# Exercise goal
Without including any pictures, write out the listing below exactly.

# Figure contents as structured data
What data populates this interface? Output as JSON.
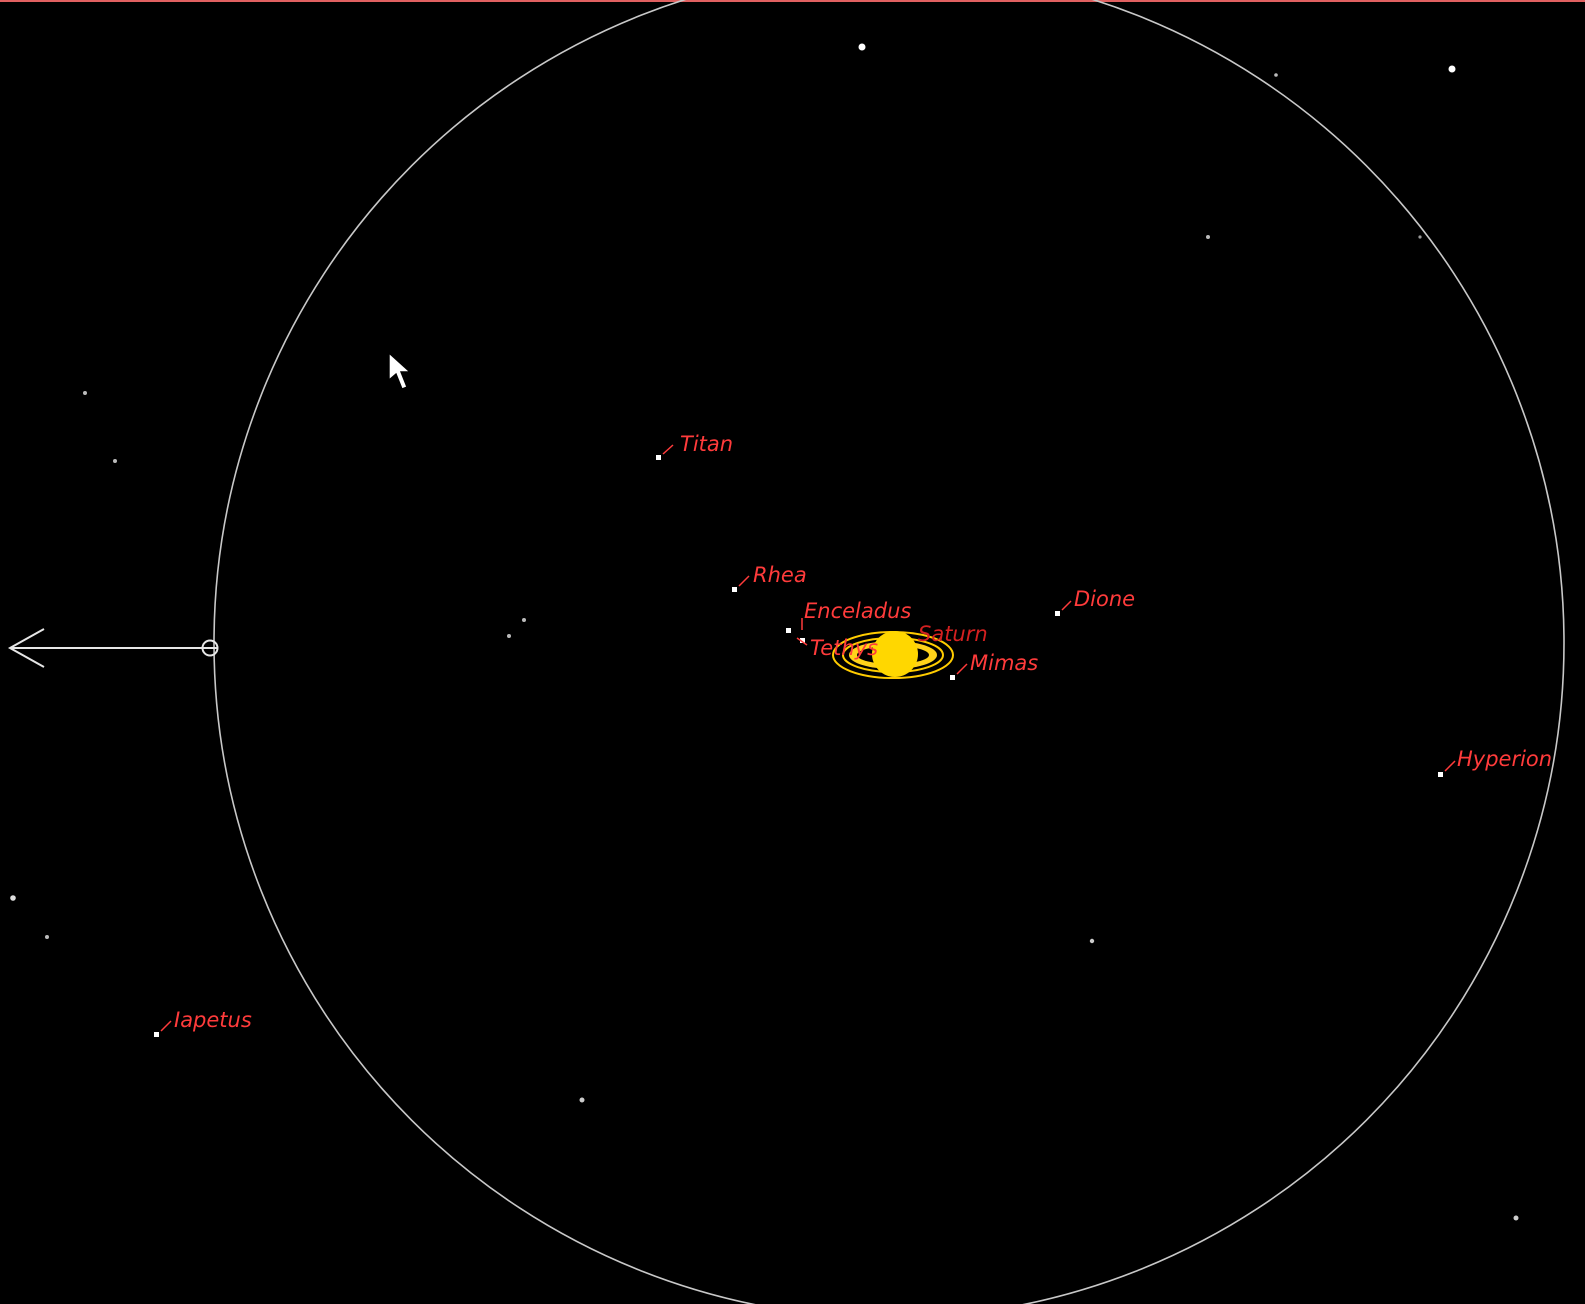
{
  "view": {
    "background": "#000000",
    "label_color": "#ff3b3b",
    "planet_color": "#ffd700",
    "ring_color": "#ffcc00",
    "star_color": "#ffffff",
    "circle_color": "#c8c8c8"
  },
  "planet": {
    "name": "Saturn"
  },
  "moons": [
    {
      "name": "Titan"
    },
    {
      "name": "Rhea"
    },
    {
      "name": "Enceladus"
    },
    {
      "name": "Tethys"
    },
    {
      "name": "Dione"
    },
    {
      "name": "Mimas"
    },
    {
      "name": "Hyperion"
    },
    {
      "name": "Iapetus"
    }
  ]
}
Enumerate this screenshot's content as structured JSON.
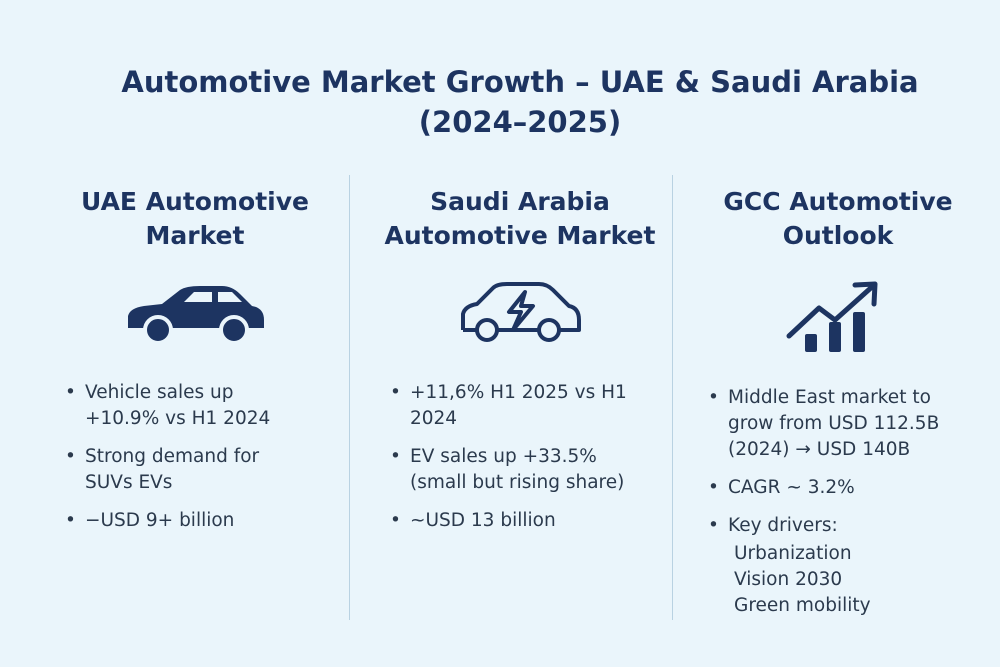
{
  "title": "Automotive Market Growth – UAE & Saudi Arabia (2024–2025)",
  "columns": [
    {
      "heading": "UAE Automotive Market",
      "bullets": [
        "Vehicle sales up +10.9% vs H1 2024",
        "Strong demand for SUVs EVs",
        "−USD 9+ billion"
      ]
    },
    {
      "heading": "Saudi Arabia Automotive Market",
      "bullets": [
        "+11,6% H1 2025 vs H1 2024",
        "EV sales up +33.5% (small but rising share)",
        "~USD 13 billion"
      ]
    },
    {
      "heading": "GCC Automotive Outlook",
      "bullets": [
        "Middle East market to grow from USD 112.5B (2024) → USD 140B",
        "CAGR ~ 3.2%",
        "Key drivers:"
      ],
      "drivers": [
        "Urbanization",
        "Vision 2030",
        "Green mobility"
      ]
    }
  ]
}
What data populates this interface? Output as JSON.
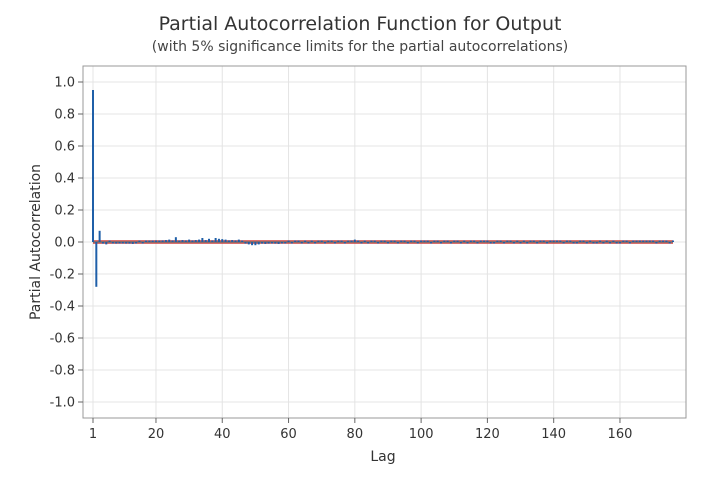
{
  "chart_data": {
    "type": "bar",
    "title": "Partial Autocorrelation Function for Output",
    "subtitle": "(with 5% significance limits for the partial autocorrelations)",
    "xlabel": "Lag",
    "ylabel": "Partial Autocorrelation",
    "xlim": [
      1,
      176
    ],
    "ylim": [
      -1.1,
      1.1
    ],
    "x_ticks": [
      1,
      20,
      40,
      60,
      80,
      100,
      120,
      140,
      160
    ],
    "y_ticks": [
      1.0,
      0.8,
      0.6,
      0.4,
      0.2,
      0.0,
      -0.2,
      -0.4,
      -0.6,
      -0.8,
      -1.0
    ],
    "y_tick_labels": [
      "1.0",
      "0.8",
      "0.6",
      "0.4",
      "0.2",
      "0.0",
      "-0.2",
      "-0.4",
      "-0.6",
      "-0.8",
      "-1.0"
    ],
    "grid": true,
    "significance_limits": [
      0.0075,
      -0.0075
    ],
    "colors": {
      "bar": "#1f5fa8",
      "limit": "#d0403f",
      "grid": "#e4e4e4",
      "frame": "#999999"
    },
    "series": [
      {
        "lags": [
          1,
          2,
          3,
          4,
          5,
          6,
          7,
          8,
          9,
          10,
          11,
          12,
          13,
          14,
          15,
          16,
          17,
          18,
          19,
          20,
          21,
          22,
          23,
          24,
          25,
          26,
          27,
          28,
          29,
          30,
          31,
          32,
          33,
          34,
          35,
          36,
          37,
          38,
          39,
          40,
          41,
          42,
          43,
          44,
          45,
          46,
          47,
          48,
          49,
          50,
          51,
          52,
          53,
          54,
          55,
          56,
          57,
          58,
          59,
          60,
          61,
          62,
          63,
          64,
          65,
          66,
          67,
          68,
          69,
          70,
          71,
          72,
          73,
          74,
          75,
          76,
          77,
          78,
          79,
          80,
          81,
          82,
          83,
          84,
          85,
          86,
          87,
          88,
          89,
          90,
          91,
          92,
          93,
          94,
          95,
          96,
          97,
          98,
          99,
          100,
          101,
          102,
          103,
          104,
          105,
          106,
          107,
          108,
          109,
          110,
          111,
          112,
          113,
          114,
          115,
          116,
          117,
          118,
          119,
          120,
          121,
          122,
          123,
          124,
          125,
          126,
          127,
          128,
          129,
          130,
          131,
          132,
          133,
          134,
          135,
          136,
          137,
          138,
          139,
          140,
          141,
          142,
          143,
          144,
          145,
          146,
          147,
          148,
          149,
          150,
          151,
          152,
          153,
          154,
          155,
          156,
          157,
          158,
          159,
          160,
          161,
          162,
          163,
          164,
          165,
          166,
          167,
          168,
          169,
          170,
          171,
          172,
          173,
          174,
          175,
          176
        ],
        "values": [
          0.95,
          -0.28,
          0.07,
          -0.01,
          -0.015,
          0.005,
          -0.005,
          -0.01,
          -0.008,
          -0.005,
          -0.01,
          -0.01,
          -0.012,
          -0.005,
          0.0,
          -0.005,
          0.003,
          0.0,
          0.005,
          0.01,
          0.008,
          0.01,
          0.012,
          0.015,
          0.01,
          0.03,
          0.005,
          0.012,
          0.01,
          0.015,
          0.01,
          0.012,
          0.015,
          0.025,
          0.012,
          0.02,
          0.01,
          0.025,
          0.02,
          0.018,
          0.015,
          0.01,
          0.012,
          0.01,
          0.015,
          0.005,
          -0.01,
          -0.015,
          -0.02,
          -0.02,
          -0.015,
          -0.01,
          -0.012,
          -0.01,
          -0.008,
          -0.01,
          -0.012,
          -0.008,
          -0.005,
          0.0,
          -0.005,
          0.005,
          0.004,
          -0.003,
          0.002,
          -0.002,
          0.003,
          -0.005,
          0.002,
          0.0,
          -0.004,
          0.003,
          0.008,
          -0.003,
          0.006,
          0.005,
          -0.002,
          0.004,
          0.0,
          0.015,
          0.005,
          -0.004,
          0.006,
          -0.003,
          0.004,
          0.003,
          -0.006,
          0.005,
          0.0,
          -0.003,
          0.004,
          0.002,
          -0.005,
          0.006,
          0.003,
          -0.002,
          0.004,
          0.005,
          -0.004,
          0.003,
          0.002,
          0.004,
          -0.003,
          0.005,
          0.002,
          -0.005,
          0.004,
          0.003,
          -0.004,
          0.005,
          0.002,
          -0.003,
          0.006,
          -0.002,
          0.004,
          0.003,
          -0.005,
          0.006,
          0.004,
          0.008,
          -0.002,
          -0.006,
          0.004,
          0.003,
          -0.005,
          0.002,
          0.004,
          -0.008,
          0.003,
          -0.006,
          0.005,
          -0.002,
          0.003,
          0.004,
          -0.003,
          0.002,
          0.005,
          -0.004,
          0.006,
          0.003,
          0.005,
          0.004,
          -0.003,
          0.002,
          0.005,
          -0.006,
          -0.008,
          0.003,
          0.004,
          -0.005,
          0.002,
          -0.004,
          -0.006,
          0.008,
          -0.005,
          0.003,
          -0.007,
          0.004,
          -0.008,
          -0.006,
          0.005,
          0.003,
          -0.006,
          0.004,
          0.006,
          0.005,
          0.008,
          0.003,
          0.006,
          0.004,
          -0.005,
          0.003,
          0.006,
          0.004,
          -0.004,
          0.003
        ]
      }
    ]
  }
}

# Solved problem
What data populates this interface? Output as JSON.
{
  "view": {
    "background": "#000000",
    "label_color": "#ff3b3b",
    "planet_color": "#ffd700",
    "ring_color": "#ffcc00",
    "star_color": "#ffffff",
    "circle_color": "#c8c8c8"
  },
  "planet": {
    "name": "Saturn"
  },
  "moons": [
    {
      "name": "Titan"
    },
    {
      "name": "Rhea"
    },
    {
      "name": "Enceladus"
    },
    {
      "name": "Tethys"
    },
    {
      "name": "Dione"
    },
    {
      "name": "Mimas"
    },
    {
      "name": "Hyperion"
    },
    {
      "name": "Iapetus"
    }
  ]
}
Enumerate this screenshot's content as structured JSON.
{
  "title": "Automotive Market Growth – UAE & Saudi Arabia (2024–2025)",
  "columns": [
    {
      "heading": "UAE Automotive Market",
      "bullets": [
        "Vehicle sales up +10.9% vs H1 2024",
        "Strong demand for SUVs EVs",
        "−USD 9+ billion"
      ]
    },
    {
      "heading": "Saudi Arabia Automotive Market",
      "bullets": [
        "+11,6% H1 2025 vs H1 2024",
        "EV sales up +33.5% (small but rising share)",
        "~USD 13 billion"
      ]
    },
    {
      "heading": "GCC Automotive Outlook",
      "bullets": [
        "Middle East market to grow from USD 112.5B (2024) → USD 140B",
        "CAGR ~ 3.2%",
        "Key drivers:"
      ],
      "drivers": [
        "Urbanization",
        "Vision 2030",
        "Green mobility"
      ]
    }
  ]
}
What data populates this interface? Output as JSON.
{
  "chart_data": {
    "type": "bar",
    "title": "Partial Autocorrelation Function for Output",
    "subtitle": "(with 5% significance limits for the partial autocorrelations)",
    "xlabel": "Lag",
    "ylabel": "Partial Autocorrelation",
    "xlim": [
      1,
      176
    ],
    "ylim": [
      -1.1,
      1.1
    ],
    "x_ticks": [
      1,
      20,
      40,
      60,
      80,
      100,
      120,
      140,
      160
    ],
    "y_ticks": [
      1.0,
      0.8,
      0.6,
      0.4,
      0.2,
      0.0,
      -0.2,
      -0.4,
      -0.6,
      -0.8,
      -1.0
    ],
    "y_tick_labels": [
      "1.0",
      "0.8",
      "0.6",
      "0.4",
      "0.2",
      "0.0",
      "-0.2",
      "-0.4",
      "-0.6",
      "-0.8",
      "-1.0"
    ],
    "grid": true,
    "significance_limits": [
      0.0075,
      -0.0075
    ],
    "colors": {
      "bar": "#1f5fa8",
      "limit": "#d0403f",
      "grid": "#e4e4e4",
      "frame": "#999999"
    },
    "series": [
      {
        "lags": [
          1,
          2,
          3,
          4,
          5,
          6,
          7,
          8,
          9,
          10,
          11,
          12,
          13,
          14,
          15,
          16,
          17,
          18,
          19,
          20,
          21,
          22,
          23,
          24,
          25,
          26,
          27,
          28,
          29,
          30,
          31,
          32,
          33,
          34,
          35,
          36,
          37,
          38,
          39,
          40,
          41,
          42,
          43,
          44,
          45,
          46,
          47,
          48,
          49,
          50,
          51,
          52,
          53,
          54,
          55,
          56,
          57,
          58,
          59,
          60,
          61,
          62,
          63,
          64,
          65,
          66,
          67,
          68,
          69,
          70,
          71,
          72,
          73,
          74,
          75,
          76,
          77,
          78,
          79,
          80,
          81,
          82,
          83,
          84,
          85,
          86,
          87,
          88,
          89,
          90,
          91,
          92,
          93,
          94,
          95,
          96,
          97,
          98,
          99,
          100,
          101,
          102,
          103,
          104,
          105,
          106,
          107,
          108,
          109,
          110,
          111,
          112,
          113,
          114,
          115,
          116,
          117,
          118,
          119,
          120,
          121,
          122,
          123,
          124,
          125,
          126,
          127,
          128,
          129,
          130,
          131,
          132,
          133,
          134,
          135,
          136,
          137,
          138,
          139,
          140,
          141,
          142,
          143,
          144,
          145,
          146,
          147,
          148,
          149,
          150,
          151,
          152,
          153,
          154,
          155,
          156,
          157,
          158,
          159,
          160,
          161,
          162,
          163,
          164,
          165,
          166,
          167,
          168,
          169,
          170,
          171,
          172,
          173,
          174,
          175,
          176
        ],
        "values": [
          0.95,
          -0.28,
          0.07,
          -0.01,
          -0.015,
          0.005,
          -0.005,
          -0.01,
          -0.008,
          -0.005,
          -0.01,
          -0.01,
          -0.012,
          -0.005,
          0.0,
          -0.005,
          0.003,
          0.0,
          0.005,
          0.01,
          0.008,
          0.01,
          0.012,
          0.015,
          0.01,
          0.03,
          0.005,
          0.012,
          0.01,
          0.015,
          0.01,
          0.012,
          0.015,
          0.025,
          0.012,
          0.02,
          0.01,
          0.025,
          0.02,
          0.018,
          0.015,
          0.01,
          0.012,
          0.01,
          0.015,
          0.005,
          -0.01,
          -0.015,
          -0.02,
          -0.02,
          -0.015,
          -0.01,
          -0.012,
          -0.01,
          -0.008,
          -0.01,
          -0.012,
          -0.008,
          -0.005,
          0.0,
          -0.005,
          0.005,
          0.004,
          -0.003,
          0.002,
          -0.002,
          0.003,
          -0.005,
          0.002,
          0.0,
          -0.004,
          0.003,
          0.008,
          -0.003,
          0.006,
          0.005,
          -0.002,
          0.004,
          0.0,
          0.015,
          0.005,
          -0.004,
          0.006,
          -0.003,
          0.004,
          0.003,
          -0.006,
          0.005,
          0.0,
          -0.003,
          0.004,
          0.002,
          -0.005,
          0.006,
          0.003,
          -0.002,
          0.004,
          0.005,
          -0.004,
          0.003,
          0.002,
          0.004,
          -0.003,
          0.005,
          0.002,
          -0.005,
          0.004,
          0.003,
          -0.004,
          0.005,
          0.002,
          -0.003,
          0.006,
          -0.002,
          0.004,
          0.003,
          -0.005,
          0.006,
          0.004,
          0.008,
          -0.002,
          -0.006,
          0.004,
          0.003,
          -0.005,
          0.002,
          0.004,
          -0.008,
          0.003,
          -0.006,
          0.005,
          -0.002,
          0.003,
          0.004,
          -0.003,
          0.002,
          0.005,
          -0.004,
          0.006,
          0.003,
          0.005,
          0.004,
          -0.003,
          0.002,
          0.005,
          -0.006,
          -0.008,
          0.003,
          0.004,
          -0.005,
          0.002,
          -0.004,
          -0.006,
          0.008,
          -0.005,
          0.003,
          -0.007,
          0.004,
          -0.008,
          -0.006,
          0.005,
          0.003,
          -0.006,
          0.004,
          0.006,
          0.005,
          0.008,
          0.003,
          0.006,
          0.004,
          -0.005,
          0.003,
          0.006,
          0.004,
          -0.004,
          0.003
        ]
      }
    ]
  }
}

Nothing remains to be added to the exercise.